• [INSTRUCTIONS FOR THE TASK] From the entries below, copy every line holding the word "libraries".

=-=-=-=-=

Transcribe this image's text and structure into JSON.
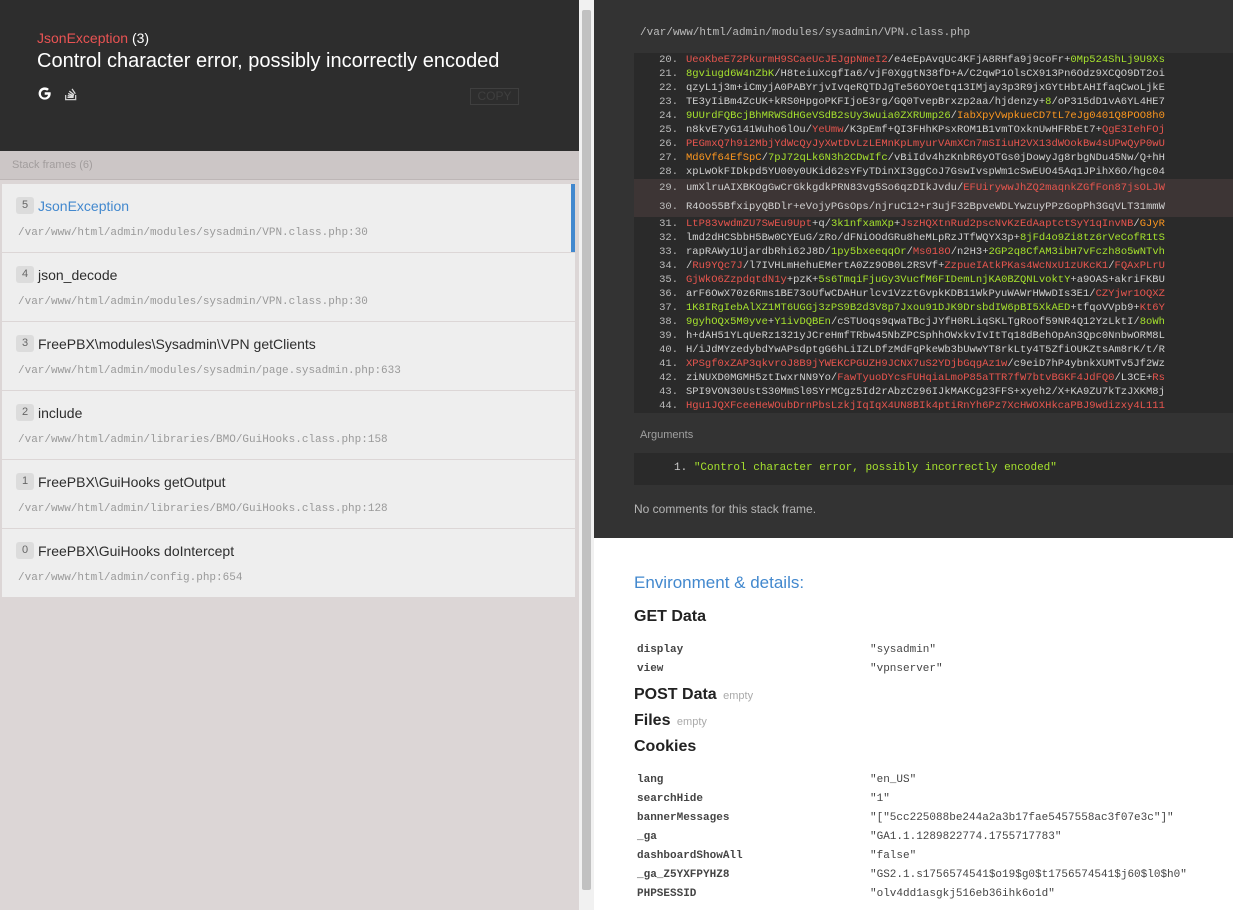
{
  "exception": {
    "name": "JsonException",
    "count": "(3)",
    "message": "Control character error, possibly incorrectly encoded",
    "copy_label": "COPY",
    "icons": [
      "google-icon",
      "stackoverflow-icon"
    ]
  },
  "frames_title": "Stack frames (6)",
  "frames": [
    {
      "index": "5",
      "name": "JsonException",
      "file": "/var/www/html/admin/modules/sysadmin/VPN.class.php:30"
    },
    {
      "index": "4",
      "name": "json_decode",
      "file": "/var/www/html/admin/modules/sysadmin/VPN.class.php:30"
    },
    {
      "index": "3",
      "name": "FreePBX\\modules\\Sysadmin\\VPN getClients",
      "file": "/var/www/html/admin/modules/sysadmin/page.sysadmin.php:633"
    },
    {
      "index": "2",
      "name": "include",
      "file": "/var/www/html/admin/libraries/BMO/GuiHooks.class.php:158"
    },
    {
      "index": "1",
      "name": "FreePBX\\GuiHooks getOutput",
      "file": "/var/www/html/admin/libraries/BMO/GuiHooks.class.php:128"
    },
    {
      "index": "0",
      "name": "FreePBX\\GuiHooks doIntercept",
      "file": "/var/www/html/admin/config.php:654"
    }
  ],
  "code": {
    "file_path": "/var/www/html/admin/modules/sysadmin/VPN.class.php",
    "lines": [
      {
        "n": "20.",
        "segs": [
          [
            "r",
            "UeoKbeE72PkurmH9SCaeUcJEJgpNmeI2"
          ],
          [
            "w",
            "/e4eEpAvqUc4KFjA8RHfa9j9coFr+"
          ],
          [
            "g",
            "0Mp524ShLj9U9Xs"
          ]
        ]
      },
      {
        "n": "21.",
        "segs": [
          [
            "g",
            "8gviugd6W4nZbK"
          ],
          [
            "w",
            "/H8teiuXcgfIa6/vjF0XggtN38fD+A/C2qwP1OlsCX913Pn6Odz9XCQO9DT2oi"
          ]
        ]
      },
      {
        "n": "22.",
        "segs": [
          [
            "w",
            "qzyL1j3m+iCmyjA0PABYrjvIvqeRQTDJgTe56OYOetq13IMjay3p3R9jxGYtHbtAHIfaqCwoLjkE"
          ]
        ]
      },
      {
        "n": "23.",
        "segs": [
          [
            "w",
            "TE3yIiBm4ZcUK+kRS0HpgoPKFIjoE3rg/GQ0TvepBrxzp2aa/hjdenzy+"
          ],
          [
            "g",
            "8"
          ],
          [
            "w",
            "/oP315dD1vA6YL4HE7"
          ]
        ]
      },
      {
        "n": "24.",
        "segs": [
          [
            "g",
            "9UUrdFQBcjBhMRWSdHGeVSdB2sUy3wuia0ZXRUmp26"
          ],
          [
            "w",
            "/"
          ],
          [
            "o",
            "IabXpyVwpkueCD7tL7eJg0401Q8POO8h0"
          ]
        ]
      },
      {
        "n": "25.",
        "segs": [
          [
            "w",
            "n8kvE7yG141Wuho6lOu/"
          ],
          [
            "r",
            "YeUmw"
          ],
          [
            "w",
            "/K3pEmf+QI3FHhKPsxROM1B1vmTOxknUwHFRbEt7+"
          ],
          [
            "r",
            "QgE3IehFOj"
          ]
        ]
      },
      {
        "n": "26.",
        "segs": [
          [
            "r",
            "PEGmxQ7h9i2MbjYdWcQyJyXwtDvLzLEMnKpLmyurVAmXCn7mSIiuH2VX13dWOokBw4sUPwQyP0wU"
          ]
        ]
      },
      {
        "n": "27.",
        "segs": [
          [
            "o",
            "Md6Vf64EfSpC"
          ],
          [
            "w",
            "/"
          ],
          [
            "g",
            "7pJ72qLk6N3h2CDwIfc"
          ],
          [
            "w",
            "/vBiIdv4hzKnbR6yOTGs0jDowyJg8rbgNDu45Nw/Q+hH"
          ]
        ]
      },
      {
        "n": "28.",
        "segs": [
          [
            "w",
            "xpLwOkFIDkpd5YU00y0UKid62sYFyTDinXI3ggCoJ7GswIvspWm1cSwEUO45Aq1JPihX6O/hgc04"
          ]
        ]
      },
      {
        "n": "29.",
        "hl": true,
        "segs": [
          [
            "w",
            "umXlruAIXBKOgGwCrGkkgdkPRN83vg5So6qzDIkJvdu/"
          ],
          [
            "r",
            "EFUirywwJhZQ2maqnkZGfFon87jsOLJW"
          ]
        ]
      },
      {
        "n": "30.",
        "hl": true,
        "segs": [
          [
            "w",
            "R4Oo55BfxipyQBDlr+eVojyPGsOps/njruC12+r3ujF32BpveWDLYwzuyPPzGopPh3GqVLT31mmW"
          ]
        ]
      },
      {
        "n": "31.",
        "segs": [
          [
            "r",
            "LtP83vwdmZU7SwEu9Upt"
          ],
          [
            "w",
            "+q/"
          ],
          [
            "g",
            "3k1nfxamXp"
          ],
          [
            "w",
            "+"
          ],
          [
            "r",
            "JszHQXtnRud2pscNvKzEdAaptctSyY1qInvNB"
          ],
          [
            "w",
            "/"
          ],
          [
            "o",
            "GJyR"
          ]
        ]
      },
      {
        "n": "32.",
        "segs": [
          [
            "w",
            "lmd2dHCSbbH5Bw0CYEuG/zRo/dFNiOOdGRu8heMLpRzJTfWQYX3p+"
          ],
          [
            "g",
            "8jFd4o9Zi8tz6rVeCofR1tS"
          ]
        ]
      },
      {
        "n": "33.",
        "segs": [
          [
            "w",
            "rapRAWy1UjardbRhi62J8D/"
          ],
          [
            "g",
            "1py5bxeeqqOr"
          ],
          [
            "w",
            "/"
          ],
          [
            "r",
            "Ms018O"
          ],
          [
            "w",
            "/n2H3+"
          ],
          [
            "g",
            "2GP2q8CfAM3ibH7vFczh8o5wNTvh"
          ]
        ]
      },
      {
        "n": "34.",
        "segs": [
          [
            "w",
            "/"
          ],
          [
            "r",
            "Ru9YQc7J"
          ],
          [
            "w",
            "/l7IVHLmHehuEMertA0Zz9OB0L2RSVf+"
          ],
          [
            "r",
            "ZzpueIAtkPKas4WcNxU1zUKcK1"
          ],
          [
            "w",
            "/"
          ],
          [
            "r",
            "FQAxPLrU"
          ]
        ]
      },
      {
        "n": "35.",
        "segs": [
          [
            "r",
            "GjWkO6ZzpdqtdN1y"
          ],
          [
            "w",
            "+pzK+"
          ],
          [
            "g",
            "5s6TmqiFjuGy3VucfM6FIDemLnjKA0BZQNLvoktY"
          ],
          [
            "w",
            "+a9OAS+akriFKBU"
          ]
        ]
      },
      {
        "n": "36.",
        "segs": [
          [
            "w",
            "arF6OwX70z6Rms1BE73oUfwCDAHurlcv1VzztGvpkKDB11WkPyuWAWrHWwDIs3E1/"
          ],
          [
            "r",
            "CZYjwr1OQXZ"
          ]
        ]
      },
      {
        "n": "37.",
        "segs": [
          [
            "g",
            "1K8IRgIebAlXZ1MT6UGGj3zPS9B2d3V8p7Jxou91DJK9DrsbdIW6pBI5XkAED"
          ],
          [
            "w",
            "+tfqoVVpb9+"
          ],
          [
            "r",
            "Kt6Y"
          ]
        ]
      },
      {
        "n": "38.",
        "segs": [
          [
            "g",
            "9gyhOQx5M0yve"
          ],
          [
            "w",
            "+"
          ],
          [
            "g",
            "Y1ivDQBEn"
          ],
          [
            "w",
            "/cSTUoqs9qwaTBcjJYfH0RLiqSKLTgRoof59NR4Q12YzLktI/"
          ],
          [
            "g",
            "8oWh"
          ]
        ]
      },
      {
        "n": "39.",
        "segs": [
          [
            "w",
            "h+dAH51YLqUeRz1321yJCreHmfTRbw45NbZPCSphhOWxkvIvItTq18dBehOpAn3Qpc0NnbwORM8L"
          ]
        ]
      },
      {
        "n": "40.",
        "segs": [
          [
            "w",
            "H/iJdMYzedybdYwAPsdptgG6hLiIZLDfzMdFqPkeWb3bUwwYT8rkLty4T5ZfiOUKZtsAm8rK/t/R"
          ]
        ]
      },
      {
        "n": "41.",
        "segs": [
          [
            "r",
            "XPSgf0xZAP3qkvroJ8B9jYWEKCPGUZH9JCNX7uS2YDjbGqgAz1w"
          ],
          [
            "w",
            "/c9eiD7hP4ybnkXUMTv5Jf2Wz"
          ]
        ]
      },
      {
        "n": "42.",
        "segs": [
          [
            "w",
            "ziNUXD0MGMH5ztIwxrNN9Yo/"
          ],
          [
            "r",
            "FawTyuoDYcsFUHqiaLmoP85aTTR7fW7btvBGKF4JdFQ0"
          ],
          [
            "w",
            "/L3CE+"
          ],
          [
            "r",
            "Rs"
          ]
        ]
      },
      {
        "n": "43.",
        "segs": [
          [
            "w",
            "SPI9VON30UstS30MmSl0SYrMCgz5Id2rAbzCz96IJkMAKCg23FFS+xyeh2/X+KA9ZU7kTzJXKM8j"
          ]
        ]
      },
      {
        "n": "44.",
        "segs": [
          [
            "r",
            "Hgu1JQXFceeHeWOubDrnPbsLzkjIqIqX4UN8BIk4ptiRnYh6Pz7XcHWOXHkcaPBJ9wdizxy4L111"
          ]
        ]
      }
    ]
  },
  "arguments_title": "Arguments",
  "arguments": [
    {
      "index": "1.",
      "value": "\"Control character error, possibly incorrectly encoded\""
    }
  ],
  "comments": "No comments for this stack frame.",
  "env": {
    "title": "Environment & details:",
    "get_title": "GET Data",
    "get": [
      {
        "k": "display",
        "v": "\"sysadmin\""
      },
      {
        "k": "view",
        "v": "\"vpnserver\""
      }
    ],
    "post_title": "POST Data",
    "post_empty": "empty",
    "files_title": "Files",
    "files_empty": "empty",
    "cookies_title": "Cookies",
    "cookies": [
      {
        "k": "lang",
        "v": "\"en_US\""
      },
      {
        "k": "searchHide",
        "v": "\"1\""
      },
      {
        "k": "bannerMessages",
        "v": "\"[\"5cc225088be244a2a3b17fae5457558ac3f07e3c\"]\""
      },
      {
        "k": "_ga",
        "v": "\"GA1.1.1289822774.1755717783\""
      },
      {
        "k": "dashboardShowAll",
        "v": "\"false\""
      },
      {
        "k": "_ga_Z5YXFPYHZ8",
        "v": "\"GS2.1.s1756574541$o19$g0$t1756574541$j60$l0$h0\""
      },
      {
        "k": "PHPSESSID",
        "v": "\"olv4dd1asgkj516eb36ihk6o1d\""
      }
    ]
  }
}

=-=-=-=-=

• [FINAL ANSWER]
      "file": "/var/www/html/admin/libraries/BMO/GuiHooks.class.php:158"
      "file": "/var/www/html/admin/libraries/BMO/GuiHooks.class.php:128"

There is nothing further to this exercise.